§ **GOAL**: Locate each line holding the string "into" and copy it.

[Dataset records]
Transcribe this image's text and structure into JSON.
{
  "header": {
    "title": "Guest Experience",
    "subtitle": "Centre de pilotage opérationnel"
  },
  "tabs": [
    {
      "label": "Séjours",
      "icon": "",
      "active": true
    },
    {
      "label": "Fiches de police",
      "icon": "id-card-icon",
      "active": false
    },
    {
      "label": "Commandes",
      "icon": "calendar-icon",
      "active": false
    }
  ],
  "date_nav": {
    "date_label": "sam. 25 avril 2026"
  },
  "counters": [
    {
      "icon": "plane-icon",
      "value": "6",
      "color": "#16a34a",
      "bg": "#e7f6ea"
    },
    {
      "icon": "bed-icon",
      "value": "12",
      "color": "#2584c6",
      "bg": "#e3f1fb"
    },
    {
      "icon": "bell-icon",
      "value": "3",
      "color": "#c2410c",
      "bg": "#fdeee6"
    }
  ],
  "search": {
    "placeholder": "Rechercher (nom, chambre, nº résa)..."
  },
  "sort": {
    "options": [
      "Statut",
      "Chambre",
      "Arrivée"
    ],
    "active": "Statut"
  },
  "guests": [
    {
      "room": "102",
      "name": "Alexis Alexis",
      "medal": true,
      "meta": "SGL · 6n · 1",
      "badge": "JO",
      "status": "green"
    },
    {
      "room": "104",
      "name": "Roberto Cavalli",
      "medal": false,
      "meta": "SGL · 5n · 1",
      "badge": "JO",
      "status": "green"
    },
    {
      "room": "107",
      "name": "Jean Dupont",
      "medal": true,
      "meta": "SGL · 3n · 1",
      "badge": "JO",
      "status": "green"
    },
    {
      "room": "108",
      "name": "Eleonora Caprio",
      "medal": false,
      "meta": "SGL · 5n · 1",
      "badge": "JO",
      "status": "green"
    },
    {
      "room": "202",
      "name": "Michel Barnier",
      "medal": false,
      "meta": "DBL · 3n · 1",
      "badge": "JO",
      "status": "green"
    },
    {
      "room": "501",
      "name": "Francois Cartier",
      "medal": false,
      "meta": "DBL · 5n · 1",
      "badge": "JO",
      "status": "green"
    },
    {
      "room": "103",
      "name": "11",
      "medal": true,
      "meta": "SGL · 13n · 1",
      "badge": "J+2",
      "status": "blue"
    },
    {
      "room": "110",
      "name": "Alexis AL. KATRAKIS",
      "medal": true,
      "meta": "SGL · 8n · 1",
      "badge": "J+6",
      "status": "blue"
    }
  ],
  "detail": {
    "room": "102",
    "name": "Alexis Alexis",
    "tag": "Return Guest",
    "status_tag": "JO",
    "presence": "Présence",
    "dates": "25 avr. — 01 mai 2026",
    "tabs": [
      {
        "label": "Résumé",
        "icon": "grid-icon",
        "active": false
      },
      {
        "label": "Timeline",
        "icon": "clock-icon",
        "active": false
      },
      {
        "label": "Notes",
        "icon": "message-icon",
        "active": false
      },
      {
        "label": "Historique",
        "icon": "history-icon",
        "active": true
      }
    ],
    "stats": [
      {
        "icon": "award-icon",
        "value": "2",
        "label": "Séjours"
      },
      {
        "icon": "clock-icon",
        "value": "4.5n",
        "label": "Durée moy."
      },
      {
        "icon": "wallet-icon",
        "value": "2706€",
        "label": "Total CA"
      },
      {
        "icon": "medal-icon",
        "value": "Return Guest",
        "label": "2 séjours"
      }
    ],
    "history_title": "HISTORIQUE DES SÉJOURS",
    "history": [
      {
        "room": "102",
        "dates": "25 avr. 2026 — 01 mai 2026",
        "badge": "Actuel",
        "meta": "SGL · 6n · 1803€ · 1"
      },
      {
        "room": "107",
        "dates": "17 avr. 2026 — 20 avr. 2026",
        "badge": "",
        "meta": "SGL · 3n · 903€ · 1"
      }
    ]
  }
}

...

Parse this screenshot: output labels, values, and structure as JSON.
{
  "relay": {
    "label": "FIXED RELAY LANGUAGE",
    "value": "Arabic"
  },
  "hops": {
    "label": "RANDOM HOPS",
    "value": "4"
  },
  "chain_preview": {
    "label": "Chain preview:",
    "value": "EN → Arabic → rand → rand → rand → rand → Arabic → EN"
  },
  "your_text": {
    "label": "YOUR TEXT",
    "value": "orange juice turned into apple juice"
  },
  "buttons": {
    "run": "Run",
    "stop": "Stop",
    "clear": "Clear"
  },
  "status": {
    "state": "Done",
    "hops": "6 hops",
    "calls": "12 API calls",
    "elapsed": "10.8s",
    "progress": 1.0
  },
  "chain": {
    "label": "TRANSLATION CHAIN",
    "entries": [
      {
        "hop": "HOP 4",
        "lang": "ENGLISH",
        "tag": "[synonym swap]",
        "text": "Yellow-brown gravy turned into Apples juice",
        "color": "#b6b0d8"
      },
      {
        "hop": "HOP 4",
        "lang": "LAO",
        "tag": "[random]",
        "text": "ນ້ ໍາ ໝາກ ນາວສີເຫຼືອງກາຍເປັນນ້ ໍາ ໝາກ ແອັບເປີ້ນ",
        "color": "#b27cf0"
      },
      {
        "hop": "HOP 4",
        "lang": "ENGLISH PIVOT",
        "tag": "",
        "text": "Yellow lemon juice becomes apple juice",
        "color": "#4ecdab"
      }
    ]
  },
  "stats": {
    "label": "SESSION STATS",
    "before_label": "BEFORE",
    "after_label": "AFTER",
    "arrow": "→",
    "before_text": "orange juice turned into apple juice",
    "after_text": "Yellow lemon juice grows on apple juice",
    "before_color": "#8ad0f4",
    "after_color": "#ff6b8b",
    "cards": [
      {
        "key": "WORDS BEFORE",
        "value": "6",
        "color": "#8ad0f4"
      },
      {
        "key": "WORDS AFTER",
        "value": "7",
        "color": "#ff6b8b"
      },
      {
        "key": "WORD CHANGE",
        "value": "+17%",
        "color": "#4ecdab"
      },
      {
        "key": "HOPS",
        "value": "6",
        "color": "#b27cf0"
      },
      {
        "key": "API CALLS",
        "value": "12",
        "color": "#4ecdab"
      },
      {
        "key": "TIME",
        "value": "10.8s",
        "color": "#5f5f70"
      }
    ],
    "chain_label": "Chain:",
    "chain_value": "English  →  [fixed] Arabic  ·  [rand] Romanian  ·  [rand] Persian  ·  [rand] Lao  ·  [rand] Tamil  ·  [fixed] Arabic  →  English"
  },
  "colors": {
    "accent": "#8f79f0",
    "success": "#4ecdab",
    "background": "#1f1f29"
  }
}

§ **COMPLETE RESPONSE**:
Transcribe this image's text and structure into JSON.
    "value": "orange juice turned into apple juice"
        "text": "Yellow-brown gravy turned into Apples juice",
    "before_text": "orange juice turned into apple juice",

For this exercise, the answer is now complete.